START RAW DATA
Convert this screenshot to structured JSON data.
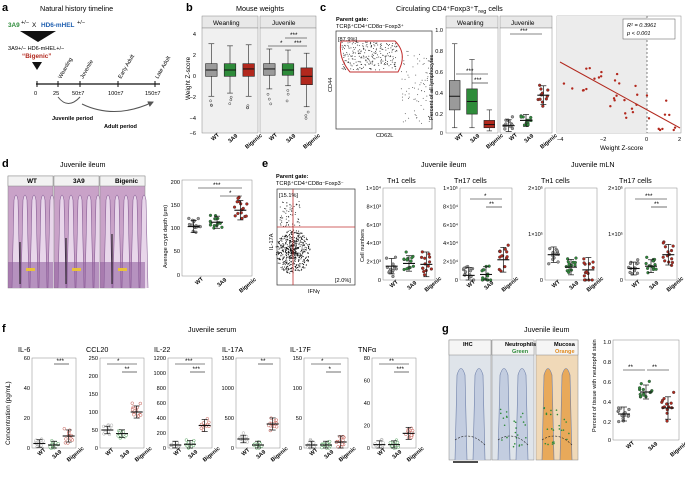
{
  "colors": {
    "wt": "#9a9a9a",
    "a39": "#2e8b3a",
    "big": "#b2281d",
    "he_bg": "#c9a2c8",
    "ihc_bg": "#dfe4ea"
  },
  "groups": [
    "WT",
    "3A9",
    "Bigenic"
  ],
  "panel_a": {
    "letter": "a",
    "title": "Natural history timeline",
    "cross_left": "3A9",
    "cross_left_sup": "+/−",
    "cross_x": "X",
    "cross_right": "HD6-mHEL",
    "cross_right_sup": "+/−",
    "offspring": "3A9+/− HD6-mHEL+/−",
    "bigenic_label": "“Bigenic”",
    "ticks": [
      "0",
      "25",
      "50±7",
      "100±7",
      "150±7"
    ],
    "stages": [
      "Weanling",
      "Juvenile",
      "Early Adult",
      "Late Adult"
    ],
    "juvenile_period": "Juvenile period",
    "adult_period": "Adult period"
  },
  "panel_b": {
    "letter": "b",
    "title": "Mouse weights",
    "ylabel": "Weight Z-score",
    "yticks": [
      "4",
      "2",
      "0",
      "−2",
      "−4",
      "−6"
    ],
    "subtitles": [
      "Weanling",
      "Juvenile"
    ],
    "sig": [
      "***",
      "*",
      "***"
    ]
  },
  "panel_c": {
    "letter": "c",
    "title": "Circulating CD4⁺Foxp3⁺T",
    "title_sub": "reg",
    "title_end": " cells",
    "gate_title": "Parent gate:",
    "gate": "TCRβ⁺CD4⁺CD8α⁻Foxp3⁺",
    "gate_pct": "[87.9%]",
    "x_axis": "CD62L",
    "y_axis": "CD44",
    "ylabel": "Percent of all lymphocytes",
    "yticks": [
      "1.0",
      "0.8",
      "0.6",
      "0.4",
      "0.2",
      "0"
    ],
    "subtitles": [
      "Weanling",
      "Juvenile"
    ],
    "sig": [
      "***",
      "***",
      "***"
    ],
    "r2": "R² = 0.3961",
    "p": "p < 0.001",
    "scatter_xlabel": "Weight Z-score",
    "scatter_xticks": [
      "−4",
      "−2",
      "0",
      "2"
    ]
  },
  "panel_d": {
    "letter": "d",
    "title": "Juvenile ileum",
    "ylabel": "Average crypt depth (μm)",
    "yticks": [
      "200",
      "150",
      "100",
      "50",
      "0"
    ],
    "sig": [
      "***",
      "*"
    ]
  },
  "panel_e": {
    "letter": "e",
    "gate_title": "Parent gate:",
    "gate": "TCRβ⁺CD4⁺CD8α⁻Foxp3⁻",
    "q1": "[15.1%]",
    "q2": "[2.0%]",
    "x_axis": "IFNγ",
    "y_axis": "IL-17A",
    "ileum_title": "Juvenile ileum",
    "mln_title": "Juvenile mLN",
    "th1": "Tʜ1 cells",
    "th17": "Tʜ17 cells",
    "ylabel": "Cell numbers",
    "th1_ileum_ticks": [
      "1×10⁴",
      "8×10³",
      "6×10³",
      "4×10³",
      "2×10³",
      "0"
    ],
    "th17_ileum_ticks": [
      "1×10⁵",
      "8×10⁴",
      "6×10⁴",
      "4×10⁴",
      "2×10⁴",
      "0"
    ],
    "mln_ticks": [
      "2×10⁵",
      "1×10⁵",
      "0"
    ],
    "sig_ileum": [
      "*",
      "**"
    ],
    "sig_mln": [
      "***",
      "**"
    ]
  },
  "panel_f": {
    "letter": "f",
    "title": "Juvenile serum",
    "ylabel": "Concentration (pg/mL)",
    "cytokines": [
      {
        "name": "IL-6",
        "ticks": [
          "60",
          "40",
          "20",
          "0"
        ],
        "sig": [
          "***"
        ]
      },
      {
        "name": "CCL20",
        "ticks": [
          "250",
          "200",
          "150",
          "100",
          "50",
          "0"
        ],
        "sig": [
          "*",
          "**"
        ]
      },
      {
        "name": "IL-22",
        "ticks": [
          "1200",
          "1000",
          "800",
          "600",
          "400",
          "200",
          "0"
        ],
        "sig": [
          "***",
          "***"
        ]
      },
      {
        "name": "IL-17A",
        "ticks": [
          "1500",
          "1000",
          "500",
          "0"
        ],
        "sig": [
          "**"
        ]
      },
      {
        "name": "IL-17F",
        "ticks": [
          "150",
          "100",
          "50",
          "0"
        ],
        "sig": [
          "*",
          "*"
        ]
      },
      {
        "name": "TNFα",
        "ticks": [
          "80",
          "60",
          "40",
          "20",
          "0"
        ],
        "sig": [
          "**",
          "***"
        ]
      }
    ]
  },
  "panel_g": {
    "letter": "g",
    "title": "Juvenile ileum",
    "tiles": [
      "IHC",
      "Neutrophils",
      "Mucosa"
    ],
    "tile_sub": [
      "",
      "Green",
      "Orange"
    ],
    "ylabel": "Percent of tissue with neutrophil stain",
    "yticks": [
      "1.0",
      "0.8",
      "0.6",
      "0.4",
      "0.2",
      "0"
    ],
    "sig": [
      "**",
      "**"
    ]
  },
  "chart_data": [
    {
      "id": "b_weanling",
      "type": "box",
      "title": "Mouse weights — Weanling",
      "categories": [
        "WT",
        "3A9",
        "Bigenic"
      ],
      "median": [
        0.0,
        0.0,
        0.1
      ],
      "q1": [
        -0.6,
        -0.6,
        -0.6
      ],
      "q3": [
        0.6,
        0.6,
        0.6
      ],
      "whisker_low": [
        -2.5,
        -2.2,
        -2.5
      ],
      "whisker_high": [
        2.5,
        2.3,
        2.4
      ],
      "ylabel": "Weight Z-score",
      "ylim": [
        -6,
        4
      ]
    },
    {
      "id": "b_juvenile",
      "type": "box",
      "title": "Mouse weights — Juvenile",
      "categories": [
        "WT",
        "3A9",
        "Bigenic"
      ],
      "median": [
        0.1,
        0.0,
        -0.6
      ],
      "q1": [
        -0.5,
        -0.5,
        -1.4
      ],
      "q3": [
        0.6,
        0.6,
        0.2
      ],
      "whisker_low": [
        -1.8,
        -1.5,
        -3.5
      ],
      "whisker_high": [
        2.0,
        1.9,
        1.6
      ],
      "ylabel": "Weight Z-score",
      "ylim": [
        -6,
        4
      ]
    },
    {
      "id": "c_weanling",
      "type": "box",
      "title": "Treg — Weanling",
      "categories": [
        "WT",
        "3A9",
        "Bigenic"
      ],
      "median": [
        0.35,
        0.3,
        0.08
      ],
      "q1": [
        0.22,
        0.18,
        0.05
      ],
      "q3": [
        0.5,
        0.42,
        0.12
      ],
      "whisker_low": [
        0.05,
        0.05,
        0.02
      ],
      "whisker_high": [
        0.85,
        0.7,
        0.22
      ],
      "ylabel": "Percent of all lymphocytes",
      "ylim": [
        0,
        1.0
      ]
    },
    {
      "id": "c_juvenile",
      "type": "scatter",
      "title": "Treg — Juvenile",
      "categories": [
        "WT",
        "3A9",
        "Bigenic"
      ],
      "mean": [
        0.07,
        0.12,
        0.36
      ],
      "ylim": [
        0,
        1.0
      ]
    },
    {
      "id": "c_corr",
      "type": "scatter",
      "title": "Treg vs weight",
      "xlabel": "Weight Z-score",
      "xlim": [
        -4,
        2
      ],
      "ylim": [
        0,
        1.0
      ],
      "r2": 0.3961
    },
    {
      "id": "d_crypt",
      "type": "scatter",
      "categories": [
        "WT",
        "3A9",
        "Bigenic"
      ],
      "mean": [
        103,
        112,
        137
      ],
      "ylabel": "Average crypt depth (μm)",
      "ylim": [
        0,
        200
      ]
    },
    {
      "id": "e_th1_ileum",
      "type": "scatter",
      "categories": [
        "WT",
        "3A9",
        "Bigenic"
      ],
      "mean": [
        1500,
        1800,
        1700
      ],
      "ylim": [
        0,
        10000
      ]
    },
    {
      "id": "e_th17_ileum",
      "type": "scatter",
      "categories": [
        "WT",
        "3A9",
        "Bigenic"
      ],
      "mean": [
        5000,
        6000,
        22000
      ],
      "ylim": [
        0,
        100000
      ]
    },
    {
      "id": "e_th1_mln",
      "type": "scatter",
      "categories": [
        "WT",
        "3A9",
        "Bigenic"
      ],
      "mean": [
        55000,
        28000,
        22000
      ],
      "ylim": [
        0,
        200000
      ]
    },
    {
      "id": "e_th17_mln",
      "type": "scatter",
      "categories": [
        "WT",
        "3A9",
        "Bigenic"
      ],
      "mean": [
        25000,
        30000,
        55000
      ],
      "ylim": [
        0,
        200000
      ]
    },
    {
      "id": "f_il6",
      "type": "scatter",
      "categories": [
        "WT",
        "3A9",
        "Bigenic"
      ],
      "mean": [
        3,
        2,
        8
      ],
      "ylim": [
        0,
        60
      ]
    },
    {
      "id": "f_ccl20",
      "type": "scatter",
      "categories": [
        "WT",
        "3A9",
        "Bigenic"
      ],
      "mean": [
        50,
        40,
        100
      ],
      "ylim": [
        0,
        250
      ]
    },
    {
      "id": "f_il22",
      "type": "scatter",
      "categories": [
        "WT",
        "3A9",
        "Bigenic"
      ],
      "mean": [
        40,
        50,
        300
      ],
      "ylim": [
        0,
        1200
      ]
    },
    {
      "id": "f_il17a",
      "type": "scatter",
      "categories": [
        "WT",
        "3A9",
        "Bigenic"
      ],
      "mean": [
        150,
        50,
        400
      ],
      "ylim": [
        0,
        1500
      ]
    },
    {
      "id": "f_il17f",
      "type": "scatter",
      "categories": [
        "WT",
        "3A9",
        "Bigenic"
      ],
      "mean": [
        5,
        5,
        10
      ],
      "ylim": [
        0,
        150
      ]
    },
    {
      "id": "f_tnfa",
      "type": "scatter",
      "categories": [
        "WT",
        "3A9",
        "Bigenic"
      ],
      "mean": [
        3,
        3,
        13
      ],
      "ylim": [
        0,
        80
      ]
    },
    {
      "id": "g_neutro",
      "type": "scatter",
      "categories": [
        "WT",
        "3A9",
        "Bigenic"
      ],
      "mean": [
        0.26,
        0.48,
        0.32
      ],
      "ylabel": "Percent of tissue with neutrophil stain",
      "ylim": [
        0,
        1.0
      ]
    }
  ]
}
END RAW DATA
> TASK STATEMENT
Each line of the data that holds "with" should be copied.

> RESPONSE BELOW
    "ylabel": "Percent of tissue with neutrophil stain",
      "ylabel": "Percent of tissue with neutrophil stain",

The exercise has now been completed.